Records from a collection of figures:
===============

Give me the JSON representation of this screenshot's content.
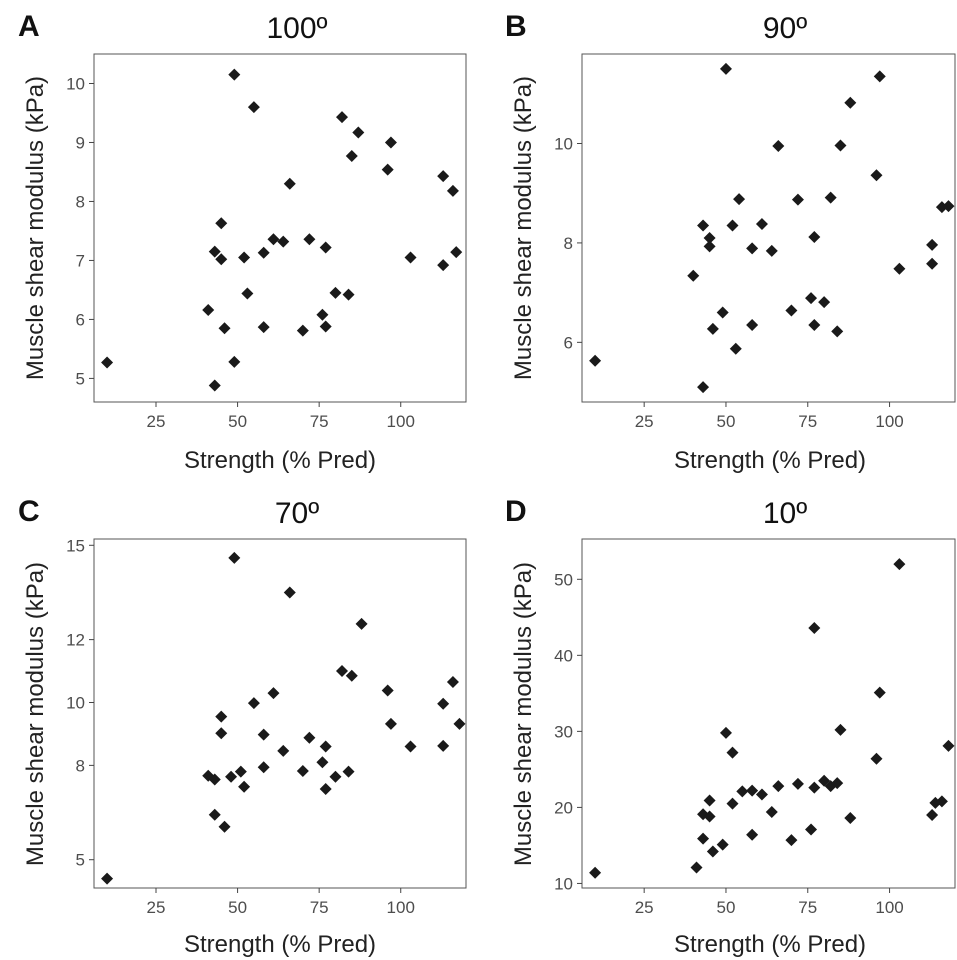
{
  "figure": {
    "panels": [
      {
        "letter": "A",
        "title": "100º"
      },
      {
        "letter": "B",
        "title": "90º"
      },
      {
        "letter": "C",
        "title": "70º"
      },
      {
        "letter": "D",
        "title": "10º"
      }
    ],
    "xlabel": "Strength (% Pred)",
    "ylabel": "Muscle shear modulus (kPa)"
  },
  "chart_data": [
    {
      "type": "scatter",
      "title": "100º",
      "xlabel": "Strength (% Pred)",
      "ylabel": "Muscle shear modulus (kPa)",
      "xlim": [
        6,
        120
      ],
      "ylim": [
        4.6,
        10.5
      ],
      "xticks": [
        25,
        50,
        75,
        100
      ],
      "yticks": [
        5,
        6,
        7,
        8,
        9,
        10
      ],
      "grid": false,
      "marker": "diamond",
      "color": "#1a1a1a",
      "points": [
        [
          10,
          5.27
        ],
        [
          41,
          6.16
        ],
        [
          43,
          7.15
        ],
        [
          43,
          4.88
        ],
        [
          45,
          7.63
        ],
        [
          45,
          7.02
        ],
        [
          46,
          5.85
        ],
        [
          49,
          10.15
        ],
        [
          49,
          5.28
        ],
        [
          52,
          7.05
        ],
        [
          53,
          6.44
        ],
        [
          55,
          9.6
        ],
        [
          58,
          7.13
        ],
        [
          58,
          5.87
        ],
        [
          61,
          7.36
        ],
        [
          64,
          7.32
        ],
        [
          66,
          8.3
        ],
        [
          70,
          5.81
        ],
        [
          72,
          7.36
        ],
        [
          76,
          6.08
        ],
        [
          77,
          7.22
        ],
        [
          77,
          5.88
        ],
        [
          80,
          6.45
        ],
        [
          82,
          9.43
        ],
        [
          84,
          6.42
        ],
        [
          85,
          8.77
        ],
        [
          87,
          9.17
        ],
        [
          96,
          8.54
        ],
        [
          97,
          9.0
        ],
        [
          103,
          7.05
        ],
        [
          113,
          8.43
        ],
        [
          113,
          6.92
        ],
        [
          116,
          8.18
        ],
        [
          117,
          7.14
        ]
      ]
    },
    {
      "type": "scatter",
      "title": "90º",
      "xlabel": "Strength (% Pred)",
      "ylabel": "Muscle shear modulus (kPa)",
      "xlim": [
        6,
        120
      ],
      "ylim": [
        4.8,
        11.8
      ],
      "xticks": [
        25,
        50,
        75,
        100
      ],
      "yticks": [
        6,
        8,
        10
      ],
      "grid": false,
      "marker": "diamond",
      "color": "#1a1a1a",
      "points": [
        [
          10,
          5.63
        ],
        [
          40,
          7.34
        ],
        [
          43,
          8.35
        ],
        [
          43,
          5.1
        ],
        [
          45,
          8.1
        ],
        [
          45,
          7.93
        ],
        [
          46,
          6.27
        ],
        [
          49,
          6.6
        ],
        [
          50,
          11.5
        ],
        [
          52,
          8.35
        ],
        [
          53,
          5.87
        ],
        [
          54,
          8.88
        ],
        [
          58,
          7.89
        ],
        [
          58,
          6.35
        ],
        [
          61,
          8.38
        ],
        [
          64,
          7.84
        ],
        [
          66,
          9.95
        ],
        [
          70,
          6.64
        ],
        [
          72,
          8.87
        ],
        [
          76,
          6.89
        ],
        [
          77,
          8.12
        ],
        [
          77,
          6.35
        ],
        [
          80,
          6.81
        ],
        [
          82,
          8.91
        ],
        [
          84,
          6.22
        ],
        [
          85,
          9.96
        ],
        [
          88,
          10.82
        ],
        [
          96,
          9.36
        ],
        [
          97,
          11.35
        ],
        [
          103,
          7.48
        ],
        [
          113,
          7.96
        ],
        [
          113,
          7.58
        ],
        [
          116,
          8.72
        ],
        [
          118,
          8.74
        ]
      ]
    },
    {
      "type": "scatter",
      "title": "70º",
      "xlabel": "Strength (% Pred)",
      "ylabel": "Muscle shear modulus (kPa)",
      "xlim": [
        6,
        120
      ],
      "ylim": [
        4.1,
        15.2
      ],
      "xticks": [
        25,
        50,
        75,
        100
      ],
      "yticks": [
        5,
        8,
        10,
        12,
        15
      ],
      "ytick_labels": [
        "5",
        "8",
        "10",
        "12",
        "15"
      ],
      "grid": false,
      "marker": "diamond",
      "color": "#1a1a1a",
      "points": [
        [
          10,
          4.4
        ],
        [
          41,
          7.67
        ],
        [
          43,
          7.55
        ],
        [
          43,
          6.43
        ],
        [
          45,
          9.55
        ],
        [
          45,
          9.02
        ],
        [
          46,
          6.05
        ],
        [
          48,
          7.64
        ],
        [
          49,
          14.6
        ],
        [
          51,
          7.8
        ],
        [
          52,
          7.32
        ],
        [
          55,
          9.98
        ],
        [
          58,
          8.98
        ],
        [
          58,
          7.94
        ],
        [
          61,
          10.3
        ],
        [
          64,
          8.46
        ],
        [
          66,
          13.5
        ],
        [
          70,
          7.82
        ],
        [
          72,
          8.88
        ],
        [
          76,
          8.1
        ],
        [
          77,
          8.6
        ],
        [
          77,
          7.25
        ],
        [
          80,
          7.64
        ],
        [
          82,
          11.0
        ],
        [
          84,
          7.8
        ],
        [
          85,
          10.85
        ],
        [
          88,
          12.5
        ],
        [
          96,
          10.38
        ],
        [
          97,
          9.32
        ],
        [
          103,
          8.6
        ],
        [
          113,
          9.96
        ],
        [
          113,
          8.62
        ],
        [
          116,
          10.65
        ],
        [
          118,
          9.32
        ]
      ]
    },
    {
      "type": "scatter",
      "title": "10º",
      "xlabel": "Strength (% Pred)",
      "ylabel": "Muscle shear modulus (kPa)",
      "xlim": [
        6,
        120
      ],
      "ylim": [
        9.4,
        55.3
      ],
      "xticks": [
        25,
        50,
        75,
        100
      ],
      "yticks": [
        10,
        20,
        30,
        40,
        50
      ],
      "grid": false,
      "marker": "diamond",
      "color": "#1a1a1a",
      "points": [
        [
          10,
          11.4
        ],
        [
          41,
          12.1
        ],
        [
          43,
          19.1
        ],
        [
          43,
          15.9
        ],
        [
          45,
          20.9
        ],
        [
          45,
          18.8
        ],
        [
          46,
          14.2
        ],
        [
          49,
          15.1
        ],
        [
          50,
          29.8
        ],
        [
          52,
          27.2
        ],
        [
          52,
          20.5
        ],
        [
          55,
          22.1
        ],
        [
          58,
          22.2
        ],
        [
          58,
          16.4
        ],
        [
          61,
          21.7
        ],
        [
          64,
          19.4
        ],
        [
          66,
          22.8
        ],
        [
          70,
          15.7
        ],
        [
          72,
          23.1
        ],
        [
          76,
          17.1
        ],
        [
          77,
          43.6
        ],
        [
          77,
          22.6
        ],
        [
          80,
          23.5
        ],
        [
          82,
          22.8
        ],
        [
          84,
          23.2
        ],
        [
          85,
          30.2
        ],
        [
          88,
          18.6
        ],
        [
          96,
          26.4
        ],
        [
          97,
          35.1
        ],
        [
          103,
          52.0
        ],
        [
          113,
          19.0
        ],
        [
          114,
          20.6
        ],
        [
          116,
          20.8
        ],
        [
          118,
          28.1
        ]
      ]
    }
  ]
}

===============

## [Task details]
Except for the pictures, copy the material above exactly.

## [Exercise response]
Give me the JSON representation of this screenshot's content.
{
  "figure": {
    "panels": [
      {
        "letter": "A",
        "title": "100º"
      },
      {
        "letter": "B",
        "title": "90º"
      },
      {
        "letter": "C",
        "title": "70º"
      },
      {
        "letter": "D",
        "title": "10º"
      }
    ],
    "xlabel": "Strength (% Pred)",
    "ylabel": "Muscle shear modulus (kPa)"
  },
  "chart_data": [
    {
      "type": "scatter",
      "title": "100º",
      "xlabel": "Strength (% Pred)",
      "ylabel": "Muscle shear modulus (kPa)",
      "xlim": [
        6,
        120
      ],
      "ylim": [
        4.6,
        10.5
      ],
      "xticks": [
        25,
        50,
        75,
        100
      ],
      "yticks": [
        5,
        6,
        7,
        8,
        9,
        10
      ],
      "grid": false,
      "marker": "diamond",
      "color": "#1a1a1a",
      "points": [
        [
          10,
          5.27
        ],
        [
          41,
          6.16
        ],
        [
          43,
          7.15
        ],
        [
          43,
          4.88
        ],
        [
          45,
          7.63
        ],
        [
          45,
          7.02
        ],
        [
          46,
          5.85
        ],
        [
          49,
          10.15
        ],
        [
          49,
          5.28
        ],
        [
          52,
          7.05
        ],
        [
          53,
          6.44
        ],
        [
          55,
          9.6
        ],
        [
          58,
          7.13
        ],
        [
          58,
          5.87
        ],
        [
          61,
          7.36
        ],
        [
          64,
          7.32
        ],
        [
          66,
          8.3
        ],
        [
          70,
          5.81
        ],
        [
          72,
          7.36
        ],
        [
          76,
          6.08
        ],
        [
          77,
          7.22
        ],
        [
          77,
          5.88
        ],
        [
          80,
          6.45
        ],
        [
          82,
          9.43
        ],
        [
          84,
          6.42
        ],
        [
          85,
          8.77
        ],
        [
          87,
          9.17
        ],
        [
          96,
          8.54
        ],
        [
          97,
          9.0
        ],
        [
          103,
          7.05
        ],
        [
          113,
          8.43
        ],
        [
          113,
          6.92
        ],
        [
          116,
          8.18
        ],
        [
          117,
          7.14
        ]
      ]
    },
    {
      "type": "scatter",
      "title": "90º",
      "xlabel": "Strength (% Pred)",
      "ylabel": "Muscle shear modulus (kPa)",
      "xlim": [
        6,
        120
      ],
      "ylim": [
        4.8,
        11.8
      ],
      "xticks": [
        25,
        50,
        75,
        100
      ],
      "yticks": [
        6,
        8,
        10
      ],
      "grid": false,
      "marker": "diamond",
      "color": "#1a1a1a",
      "points": [
        [
          10,
          5.63
        ],
        [
          40,
          7.34
        ],
        [
          43,
          8.35
        ],
        [
          43,
          5.1
        ],
        [
          45,
          8.1
        ],
        [
          45,
          7.93
        ],
        [
          46,
          6.27
        ],
        [
          49,
          6.6
        ],
        [
          50,
          11.5
        ],
        [
          52,
          8.35
        ],
        [
          53,
          5.87
        ],
        [
          54,
          8.88
        ],
        [
          58,
          7.89
        ],
        [
          58,
          6.35
        ],
        [
          61,
          8.38
        ],
        [
          64,
          7.84
        ],
        [
          66,
          9.95
        ],
        [
          70,
          6.64
        ],
        [
          72,
          8.87
        ],
        [
          76,
          6.89
        ],
        [
          77,
          8.12
        ],
        [
          77,
          6.35
        ],
        [
          80,
          6.81
        ],
        [
          82,
          8.91
        ],
        [
          84,
          6.22
        ],
        [
          85,
          9.96
        ],
        [
          88,
          10.82
        ],
        [
          96,
          9.36
        ],
        [
          97,
          11.35
        ],
        [
          103,
          7.48
        ],
        [
          113,
          7.96
        ],
        [
          113,
          7.58
        ],
        [
          116,
          8.72
        ],
        [
          118,
          8.74
        ]
      ]
    },
    {
      "type": "scatter",
      "title": "70º",
      "xlabel": "Strength (% Pred)",
      "ylabel": "Muscle shear modulus (kPa)",
      "xlim": [
        6,
        120
      ],
      "ylim": [
        4.1,
        15.2
      ],
      "xticks": [
        25,
        50,
        75,
        100
      ],
      "yticks": [
        5,
        8,
        10,
        12,
        15
      ],
      "ytick_labels": [
        "5",
        "8",
        "10",
        "12",
        "15"
      ],
      "grid": false,
      "marker": "diamond",
      "color": "#1a1a1a",
      "points": [
        [
          10,
          4.4
        ],
        [
          41,
          7.67
        ],
        [
          43,
          7.55
        ],
        [
          43,
          6.43
        ],
        [
          45,
          9.55
        ],
        [
          45,
          9.02
        ],
        [
          46,
          6.05
        ],
        [
          48,
          7.64
        ],
        [
          49,
          14.6
        ],
        [
          51,
          7.8
        ],
        [
          52,
          7.32
        ],
        [
          55,
          9.98
        ],
        [
          58,
          8.98
        ],
        [
          58,
          7.94
        ],
        [
          61,
          10.3
        ],
        [
          64,
          8.46
        ],
        [
          66,
          13.5
        ],
        [
          70,
          7.82
        ],
        [
          72,
          8.88
        ],
        [
          76,
          8.1
        ],
        [
          77,
          8.6
        ],
        [
          77,
          7.25
        ],
        [
          80,
          7.64
        ],
        [
          82,
          11.0
        ],
        [
          84,
          7.8
        ],
        [
          85,
          10.85
        ],
        [
          88,
          12.5
        ],
        [
          96,
          10.38
        ],
        [
          97,
          9.32
        ],
        [
          103,
          8.6
        ],
        [
          113,
          9.96
        ],
        [
          113,
          8.62
        ],
        [
          116,
          10.65
        ],
        [
          118,
          9.32
        ]
      ]
    },
    {
      "type": "scatter",
      "title": "10º",
      "xlabel": "Strength (% Pred)",
      "ylabel": "Muscle shear modulus (kPa)",
      "xlim": [
        6,
        120
      ],
      "ylim": [
        9.4,
        55.3
      ],
      "xticks": [
        25,
        50,
        75,
        100
      ],
      "yticks": [
        10,
        20,
        30,
        40,
        50
      ],
      "grid": false,
      "marker": "diamond",
      "color": "#1a1a1a",
      "points": [
        [
          10,
          11.4
        ],
        [
          41,
          12.1
        ],
        [
          43,
          19.1
        ],
        [
          43,
          15.9
        ],
        [
          45,
          20.9
        ],
        [
          45,
          18.8
        ],
        [
          46,
          14.2
        ],
        [
          49,
          15.1
        ],
        [
          50,
          29.8
        ],
        [
          52,
          27.2
        ],
        [
          52,
          20.5
        ],
        [
          55,
          22.1
        ],
        [
          58,
          22.2
        ],
        [
          58,
          16.4
        ],
        [
          61,
          21.7
        ],
        [
          64,
          19.4
        ],
        [
          66,
          22.8
        ],
        [
          70,
          15.7
        ],
        [
          72,
          23.1
        ],
        [
          76,
          17.1
        ],
        [
          77,
          43.6
        ],
        [
          77,
          22.6
        ],
        [
          80,
          23.5
        ],
        [
          82,
          22.8
        ],
        [
          84,
          23.2
        ],
        [
          85,
          30.2
        ],
        [
          88,
          18.6
        ],
        [
          96,
          26.4
        ],
        [
          97,
          35.1
        ],
        [
          103,
          52.0
        ],
        [
          113,
          19.0
        ],
        [
          114,
          20.6
        ],
        [
          116,
          20.8
        ],
        [
          118,
          28.1
        ]
      ]
    }
  ]
}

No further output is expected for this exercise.